[Entries with figure data]

※

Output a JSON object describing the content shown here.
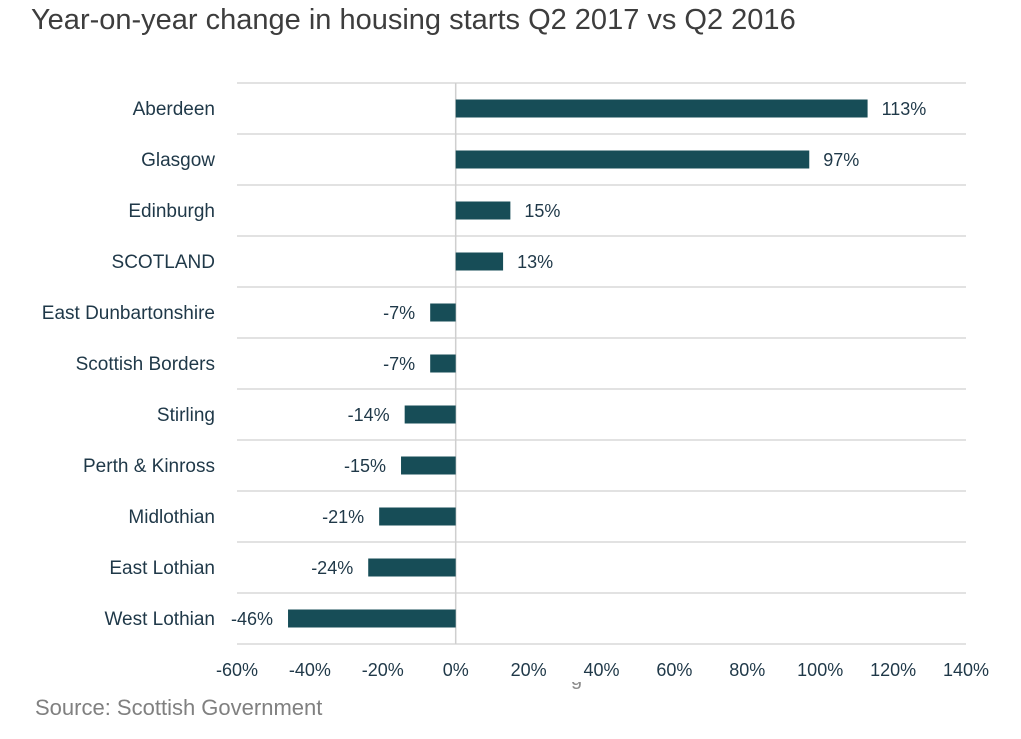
{
  "source": "Source: Scottish Government",
  "partial_glyph": "g",
  "colors": {
    "background": "#ffffff",
    "bar": "#174d57",
    "label_text": "#1f3848",
    "gridline": "#d9d9d9",
    "zero_axis": "#cfcfcf"
  },
  "chart_data": {
    "type": "bar",
    "orientation": "horizontal",
    "title": "Year-on-year change in housing starts Q2 2017 vs Q2 2016",
    "xlabel": "",
    "ylabel": "",
    "categories": [
      "Aberdeen",
      "Glasgow",
      "Edinburgh",
      "SCOTLAND",
      "East Dunbartonshire",
      "Scottish Borders",
      "Stirling",
      "Perth & Kinross",
      "Midlothian",
      "East Lothian",
      "West Lothian"
    ],
    "values": [
      113,
      97,
      15,
      13,
      -7,
      -7,
      -14,
      -15,
      -21,
      -24,
      -46
    ],
    "value_labels": [
      "113%",
      "97%",
      "15%",
      "13%",
      "-7%",
      "-7%",
      "-14%",
      "-15%",
      "-21%",
      "-24%",
      "-46%"
    ],
    "xlim": [
      -60,
      140
    ],
    "xticks": [
      -60,
      -40,
      -20,
      0,
      20,
      40,
      60,
      80,
      100,
      120,
      140
    ],
    "xtick_labels": [
      "-60%",
      "-40%",
      "-20%",
      "0%",
      "20%",
      "40%",
      "60%",
      "80%",
      "100%",
      "120%",
      "140%"
    ],
    "grid": true,
    "legend": "none"
  }
}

※

YOUR GOAL:
Omit the pictures, and quote the material above exactly as given.

CORRECT OUTPUT:
Output a JSON object describing the content shown here.
{
  "source": "Source: Scottish Government",
  "partial_glyph": "g",
  "colors": {
    "background": "#ffffff",
    "bar": "#174d57",
    "label_text": "#1f3848",
    "gridline": "#d9d9d9",
    "zero_axis": "#cfcfcf"
  },
  "chart_data": {
    "type": "bar",
    "orientation": "horizontal",
    "title": "Year-on-year change in housing starts Q2 2017 vs Q2 2016",
    "xlabel": "",
    "ylabel": "",
    "categories": [
      "Aberdeen",
      "Glasgow",
      "Edinburgh",
      "SCOTLAND",
      "East Dunbartonshire",
      "Scottish Borders",
      "Stirling",
      "Perth & Kinross",
      "Midlothian",
      "East Lothian",
      "West Lothian"
    ],
    "values": [
      113,
      97,
      15,
      13,
      -7,
      -7,
      -14,
      -15,
      -21,
      -24,
      -46
    ],
    "value_labels": [
      "113%",
      "97%",
      "15%",
      "13%",
      "-7%",
      "-7%",
      "-14%",
      "-15%",
      "-21%",
      "-24%",
      "-46%"
    ],
    "xlim": [
      -60,
      140
    ],
    "xticks": [
      -60,
      -40,
      -20,
      0,
      20,
      40,
      60,
      80,
      100,
      120,
      140
    ],
    "xtick_labels": [
      "-60%",
      "-40%",
      "-20%",
      "0%",
      "20%",
      "40%",
      "60%",
      "80%",
      "100%",
      "120%",
      "140%"
    ],
    "grid": true,
    "legend": "none"
  }
}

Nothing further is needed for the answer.